**Dataset items:**
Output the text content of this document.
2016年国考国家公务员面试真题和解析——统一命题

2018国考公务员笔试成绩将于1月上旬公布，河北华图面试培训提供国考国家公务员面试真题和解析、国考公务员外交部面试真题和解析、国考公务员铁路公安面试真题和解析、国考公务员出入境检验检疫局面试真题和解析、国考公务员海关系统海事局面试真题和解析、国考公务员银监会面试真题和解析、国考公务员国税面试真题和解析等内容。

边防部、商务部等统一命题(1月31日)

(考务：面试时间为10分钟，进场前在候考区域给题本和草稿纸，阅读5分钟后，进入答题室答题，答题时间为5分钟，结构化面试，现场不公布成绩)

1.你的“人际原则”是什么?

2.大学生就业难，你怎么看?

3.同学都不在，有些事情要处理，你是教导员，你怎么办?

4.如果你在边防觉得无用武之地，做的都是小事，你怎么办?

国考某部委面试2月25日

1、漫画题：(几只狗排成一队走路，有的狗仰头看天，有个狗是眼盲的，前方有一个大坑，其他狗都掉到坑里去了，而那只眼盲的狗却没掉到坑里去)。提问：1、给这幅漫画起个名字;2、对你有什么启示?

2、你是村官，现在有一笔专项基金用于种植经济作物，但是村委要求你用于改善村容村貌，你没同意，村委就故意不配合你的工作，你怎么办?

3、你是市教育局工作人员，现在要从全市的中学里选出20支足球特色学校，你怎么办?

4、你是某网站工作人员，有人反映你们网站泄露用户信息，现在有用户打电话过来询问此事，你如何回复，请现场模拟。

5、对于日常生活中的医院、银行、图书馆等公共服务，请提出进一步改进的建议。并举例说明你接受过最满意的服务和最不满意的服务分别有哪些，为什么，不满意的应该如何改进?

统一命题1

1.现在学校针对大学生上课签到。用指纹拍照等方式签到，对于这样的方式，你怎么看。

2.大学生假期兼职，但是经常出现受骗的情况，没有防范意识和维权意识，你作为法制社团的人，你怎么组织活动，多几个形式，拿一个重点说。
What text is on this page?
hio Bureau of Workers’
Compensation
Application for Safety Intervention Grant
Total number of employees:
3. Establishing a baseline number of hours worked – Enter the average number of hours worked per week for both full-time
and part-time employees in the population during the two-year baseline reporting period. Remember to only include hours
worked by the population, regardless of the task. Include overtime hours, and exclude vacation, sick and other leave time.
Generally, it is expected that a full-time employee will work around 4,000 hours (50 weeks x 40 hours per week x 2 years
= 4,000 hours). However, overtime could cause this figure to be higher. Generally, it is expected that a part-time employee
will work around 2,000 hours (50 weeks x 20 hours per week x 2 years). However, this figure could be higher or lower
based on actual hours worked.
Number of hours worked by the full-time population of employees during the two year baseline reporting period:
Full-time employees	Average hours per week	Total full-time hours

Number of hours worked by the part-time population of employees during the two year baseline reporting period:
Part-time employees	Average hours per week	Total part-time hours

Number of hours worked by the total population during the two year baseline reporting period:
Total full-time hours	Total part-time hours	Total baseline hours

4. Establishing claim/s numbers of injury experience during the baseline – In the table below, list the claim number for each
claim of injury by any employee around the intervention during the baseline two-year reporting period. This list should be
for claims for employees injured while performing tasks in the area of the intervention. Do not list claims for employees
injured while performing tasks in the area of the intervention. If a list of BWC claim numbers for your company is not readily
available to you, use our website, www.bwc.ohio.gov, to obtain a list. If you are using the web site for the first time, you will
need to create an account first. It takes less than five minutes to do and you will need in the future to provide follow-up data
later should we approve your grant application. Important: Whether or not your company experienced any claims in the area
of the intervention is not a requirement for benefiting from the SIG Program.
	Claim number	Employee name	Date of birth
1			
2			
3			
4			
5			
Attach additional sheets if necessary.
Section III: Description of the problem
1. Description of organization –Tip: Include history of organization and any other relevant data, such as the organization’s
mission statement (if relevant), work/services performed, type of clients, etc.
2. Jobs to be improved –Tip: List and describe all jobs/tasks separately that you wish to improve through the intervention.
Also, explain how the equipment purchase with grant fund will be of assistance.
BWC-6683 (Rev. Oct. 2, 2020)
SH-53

**SET PROBLEM:**
From the listing above, extract every line exactly as it stands.

**THE RESPONSE:**
Output the text content of this document.
2016年国考国家公务员面试真题和解析——统一命题

2018国考公务员笔试成绩将于1月上旬公布，河北华图面试培训提供国考国家公务员面试真题和解析、国考公务员外交部面试真题和解析、国考公务员铁路公安面试真题和解析、国考公务员出入境检验检疫局面试真题和解析、国考公务员海关系统海事局面试真题和解析、国考公务员银监会面试真题和解析、国考公务员国税面试真题和解析等内容。

边防部、商务部等统一命题(1月31日)

(考务：面试时间为10分钟，进场前在候考区域给题本和草稿纸，阅读5分钟后，进入答题室答题，答题时间为5分钟，结构化面试，现场不公布成绩)

1.你的“人际原则”是什么?

2.大学生就业难，你怎么看?

3.同学都不在，有些事情要处理，你是教导员，你怎么办?

4.如果你在边防觉得无用武之地，做的都是小事，你怎么办?

国考某部委面试2月25日

1、漫画题：(几只狗排成一队走路，有的狗仰头看天，有个狗是眼盲的，前方有一个大坑，其他狗都掉到坑里去了，而那只眼盲的狗却没掉到坑里去)。提问：1、给这幅漫画起个名字;2、对你有什么启示?

2、你是村官，现在有一笔专项基金用于种植经济作物，但是村委要求你用于改善村容村貌，你没同意，村委就故意不配合你的工作，你怎么办?

3、你是市教育局工作人员，现在要从全市的中学里选出20支足球特色学校，你怎么办?

4、你是某网站工作人员，有人反映你们网站泄露用户信息，现在有用户打电话过来询问此事，你如何回复，请现场模拟。

5、对于日常生活中的医院、银行、图书馆等公共服务，请提出进一步改进的建议。并举例说明你接受过最满意的服务和最不满意的服务分别有哪些，为什么，不满意的应该如何改进?

统一命题1

1.现在学校针对大学生上课签到。用指纹拍照等方式签到，对于这样的方式，你怎么看。

2.大学生假期兼职，但是经常出现受骗的情况，没有防范意识和维权意识，你作为法制社团的人，你怎么组织活动，多几个形式，拿一个重点说。
What text is on this page?
hio Bureau of Workers’
Compensation
Application for Safety Intervention Grant
Total number of employees:
3. Establishing a baseline number of hours worked – Enter the average number of hours worked per week for both full-time
and part-time employees in the population during the two-year baseline reporting period. Remember to only include hours
worked by the population, regardless of the task. Include overtime hours, and exclude vacation, sick and other leave time.
Generally, it is expected that a full-time employee will work around 4,000 hours (50 weeks x 40 hours per week x 2 years
= 4,000 hours). However, overtime could cause this figure to be higher. Generally, it is expected that a part-time employee
will work around 2,000 hours (50 weeks x 20 hours per week x 2 years). However, this figure could be higher or lower
based on actual hours worked.
Number of hours worked by the full-time population of employees during the two year baseline reporting period:
Full-time employees	Average hours per week	Total full-time hours

Number of hours worked by the part-time population of employees during the two year baseline reporting period:
Part-time employees	Average hours per week	Total part-time hours

Number of hours worked by the total population during the two year baseline reporting period:
Total full-time hours	Total part-time hours	Total baseline hours

4. Establishing claim/s numbers of injury experience during the baseline – In the table below, list the claim number for each
claim of injury by any employee around the intervention during the baseline two-year reporting period. This list should be
for claims for employees injured while performing tasks in the area of the intervention. Do not list claims for employees
injured while performing tasks in the area of the intervention. If a list of BWC claim numbers for your company is not readily
available to you, use our website, www.bwc.ohio.gov, to obtain a list. If you are using the web site for the first time, you will
need to create an account first. It takes less than five minutes to do and you will need in the future to provide follow-up data
later should we approve your grant application. Important: Whether or not your company experienced any claims in the area
of the intervention is not a requirement for benefiting from the SIG Program.
	Claim number	Employee name	Date of birth
1			
2			
3			
4			
5			
Attach additional sheets if necessary.
Section III: Description of the problem
1. Description of organization –Tip: Include history of organization and any other relevant data, such as the organization’s
mission statement (if relevant), work/services performed, type of clients, etc.
2. Jobs to be improved –Tip: List and describe all jobs/tasks separately that you wish to improve through the intervention.
Also, explain how the equipment purchase with grant fund will be of assistance.
BWC-6683 (Rev. Oct. 2, 2020)
SH-53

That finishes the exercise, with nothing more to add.